Of the lines listed below, how many contain the string "autos"? Answer with the number alone.
====== EXCERPTED RECORDS ======
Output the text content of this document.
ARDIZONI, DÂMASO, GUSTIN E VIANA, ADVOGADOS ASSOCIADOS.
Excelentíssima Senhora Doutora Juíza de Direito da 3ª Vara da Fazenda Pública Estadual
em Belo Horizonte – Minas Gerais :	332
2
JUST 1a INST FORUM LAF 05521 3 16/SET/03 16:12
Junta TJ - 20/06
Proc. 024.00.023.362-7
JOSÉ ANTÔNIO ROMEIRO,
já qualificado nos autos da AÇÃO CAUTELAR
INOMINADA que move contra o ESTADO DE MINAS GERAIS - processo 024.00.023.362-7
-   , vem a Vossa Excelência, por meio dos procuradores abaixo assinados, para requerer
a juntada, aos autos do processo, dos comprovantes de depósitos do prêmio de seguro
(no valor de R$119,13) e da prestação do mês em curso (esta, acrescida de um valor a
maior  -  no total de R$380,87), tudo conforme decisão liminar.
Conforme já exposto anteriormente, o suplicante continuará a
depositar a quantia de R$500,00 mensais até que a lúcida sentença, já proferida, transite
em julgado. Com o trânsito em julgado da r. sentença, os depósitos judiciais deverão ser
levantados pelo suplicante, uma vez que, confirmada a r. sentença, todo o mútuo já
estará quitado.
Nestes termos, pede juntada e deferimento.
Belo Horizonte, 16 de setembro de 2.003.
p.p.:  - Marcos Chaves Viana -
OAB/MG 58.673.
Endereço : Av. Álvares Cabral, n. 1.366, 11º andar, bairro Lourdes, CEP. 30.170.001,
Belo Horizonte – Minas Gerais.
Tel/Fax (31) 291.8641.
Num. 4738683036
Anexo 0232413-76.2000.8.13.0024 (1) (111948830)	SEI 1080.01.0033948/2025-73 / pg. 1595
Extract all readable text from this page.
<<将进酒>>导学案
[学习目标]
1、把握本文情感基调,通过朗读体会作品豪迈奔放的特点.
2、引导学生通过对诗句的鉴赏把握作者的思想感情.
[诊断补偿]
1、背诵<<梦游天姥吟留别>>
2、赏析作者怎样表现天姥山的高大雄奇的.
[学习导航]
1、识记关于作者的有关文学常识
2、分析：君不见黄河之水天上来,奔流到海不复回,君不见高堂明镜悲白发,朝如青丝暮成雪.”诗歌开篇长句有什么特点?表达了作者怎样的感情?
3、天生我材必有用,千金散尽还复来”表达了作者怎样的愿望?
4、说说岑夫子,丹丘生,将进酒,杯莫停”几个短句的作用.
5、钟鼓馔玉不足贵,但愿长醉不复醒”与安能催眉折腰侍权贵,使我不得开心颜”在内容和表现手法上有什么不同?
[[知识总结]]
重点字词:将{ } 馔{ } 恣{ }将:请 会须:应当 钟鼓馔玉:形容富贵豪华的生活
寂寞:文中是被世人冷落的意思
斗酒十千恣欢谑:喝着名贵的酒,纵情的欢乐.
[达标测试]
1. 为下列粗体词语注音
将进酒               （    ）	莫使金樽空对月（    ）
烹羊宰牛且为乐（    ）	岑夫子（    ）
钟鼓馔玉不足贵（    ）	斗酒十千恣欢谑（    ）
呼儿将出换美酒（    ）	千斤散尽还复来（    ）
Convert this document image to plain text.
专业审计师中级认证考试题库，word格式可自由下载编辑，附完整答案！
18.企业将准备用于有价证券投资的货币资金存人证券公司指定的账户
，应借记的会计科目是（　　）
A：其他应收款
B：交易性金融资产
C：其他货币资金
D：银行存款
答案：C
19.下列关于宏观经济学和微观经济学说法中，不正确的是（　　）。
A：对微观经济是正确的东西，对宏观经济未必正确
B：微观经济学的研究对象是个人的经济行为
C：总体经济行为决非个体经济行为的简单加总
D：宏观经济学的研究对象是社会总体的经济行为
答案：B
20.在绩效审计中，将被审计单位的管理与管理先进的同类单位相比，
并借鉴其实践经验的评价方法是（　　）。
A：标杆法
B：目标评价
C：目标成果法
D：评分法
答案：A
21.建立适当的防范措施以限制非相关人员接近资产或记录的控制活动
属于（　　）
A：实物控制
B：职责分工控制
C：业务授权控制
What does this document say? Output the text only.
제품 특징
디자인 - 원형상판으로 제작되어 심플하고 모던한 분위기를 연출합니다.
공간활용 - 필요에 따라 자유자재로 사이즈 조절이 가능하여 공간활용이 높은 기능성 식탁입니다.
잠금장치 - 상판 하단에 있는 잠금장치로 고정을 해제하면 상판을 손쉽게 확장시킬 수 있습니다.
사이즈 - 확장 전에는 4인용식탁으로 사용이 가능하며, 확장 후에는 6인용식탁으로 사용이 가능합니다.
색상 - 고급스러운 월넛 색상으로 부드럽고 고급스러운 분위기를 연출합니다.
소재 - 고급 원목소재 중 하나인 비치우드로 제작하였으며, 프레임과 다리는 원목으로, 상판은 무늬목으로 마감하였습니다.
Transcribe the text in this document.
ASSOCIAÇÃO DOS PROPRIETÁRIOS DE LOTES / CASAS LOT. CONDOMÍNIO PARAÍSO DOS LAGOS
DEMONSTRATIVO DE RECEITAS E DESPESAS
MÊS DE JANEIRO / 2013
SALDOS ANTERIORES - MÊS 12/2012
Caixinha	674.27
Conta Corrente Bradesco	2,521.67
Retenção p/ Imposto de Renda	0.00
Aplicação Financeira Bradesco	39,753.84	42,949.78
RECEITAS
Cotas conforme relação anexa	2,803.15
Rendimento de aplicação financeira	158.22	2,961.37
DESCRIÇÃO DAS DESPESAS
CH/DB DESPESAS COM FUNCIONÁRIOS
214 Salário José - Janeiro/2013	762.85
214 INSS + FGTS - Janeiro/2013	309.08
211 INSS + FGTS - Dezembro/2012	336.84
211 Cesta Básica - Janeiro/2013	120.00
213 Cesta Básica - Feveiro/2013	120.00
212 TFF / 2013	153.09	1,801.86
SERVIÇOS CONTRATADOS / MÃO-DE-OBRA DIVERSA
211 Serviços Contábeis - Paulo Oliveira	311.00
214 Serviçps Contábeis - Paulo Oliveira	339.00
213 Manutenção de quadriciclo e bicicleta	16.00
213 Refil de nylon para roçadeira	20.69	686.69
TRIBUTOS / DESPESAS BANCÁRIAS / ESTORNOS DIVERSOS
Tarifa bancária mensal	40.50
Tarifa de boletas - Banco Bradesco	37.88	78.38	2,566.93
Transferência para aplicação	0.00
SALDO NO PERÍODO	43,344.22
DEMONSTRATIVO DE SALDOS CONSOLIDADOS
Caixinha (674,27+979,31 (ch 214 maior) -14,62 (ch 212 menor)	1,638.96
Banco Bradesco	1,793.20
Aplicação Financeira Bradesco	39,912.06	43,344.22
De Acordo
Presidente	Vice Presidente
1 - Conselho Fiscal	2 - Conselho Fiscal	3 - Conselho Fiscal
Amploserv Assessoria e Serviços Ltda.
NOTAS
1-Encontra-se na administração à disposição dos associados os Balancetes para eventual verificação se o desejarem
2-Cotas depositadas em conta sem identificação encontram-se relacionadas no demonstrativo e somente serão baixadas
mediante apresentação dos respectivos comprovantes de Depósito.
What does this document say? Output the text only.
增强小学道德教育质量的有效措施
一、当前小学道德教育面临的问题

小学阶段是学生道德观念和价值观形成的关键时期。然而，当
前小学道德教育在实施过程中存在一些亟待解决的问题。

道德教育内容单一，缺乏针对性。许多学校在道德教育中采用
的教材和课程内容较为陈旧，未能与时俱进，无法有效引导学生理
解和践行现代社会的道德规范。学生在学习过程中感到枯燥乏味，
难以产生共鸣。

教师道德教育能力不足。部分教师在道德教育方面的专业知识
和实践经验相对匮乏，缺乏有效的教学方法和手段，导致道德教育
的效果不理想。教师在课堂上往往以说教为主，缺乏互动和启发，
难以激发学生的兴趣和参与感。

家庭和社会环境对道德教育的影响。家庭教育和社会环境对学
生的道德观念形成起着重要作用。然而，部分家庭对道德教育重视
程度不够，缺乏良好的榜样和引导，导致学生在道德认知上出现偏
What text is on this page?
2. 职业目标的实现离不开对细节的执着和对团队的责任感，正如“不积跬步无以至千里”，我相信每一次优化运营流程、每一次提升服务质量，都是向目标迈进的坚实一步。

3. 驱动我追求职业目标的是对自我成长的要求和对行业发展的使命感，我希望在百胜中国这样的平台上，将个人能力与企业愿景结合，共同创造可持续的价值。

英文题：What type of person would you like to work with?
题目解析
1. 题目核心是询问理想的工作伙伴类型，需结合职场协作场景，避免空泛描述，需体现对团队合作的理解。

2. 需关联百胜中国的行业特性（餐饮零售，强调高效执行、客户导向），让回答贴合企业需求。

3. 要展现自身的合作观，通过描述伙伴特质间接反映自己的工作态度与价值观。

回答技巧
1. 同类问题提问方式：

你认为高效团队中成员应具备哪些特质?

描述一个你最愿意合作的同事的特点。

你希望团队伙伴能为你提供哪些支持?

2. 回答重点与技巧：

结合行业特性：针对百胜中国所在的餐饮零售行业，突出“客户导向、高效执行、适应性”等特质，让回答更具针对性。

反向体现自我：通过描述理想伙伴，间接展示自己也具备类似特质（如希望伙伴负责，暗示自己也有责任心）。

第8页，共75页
======
## EXERCISE RESPONSE
2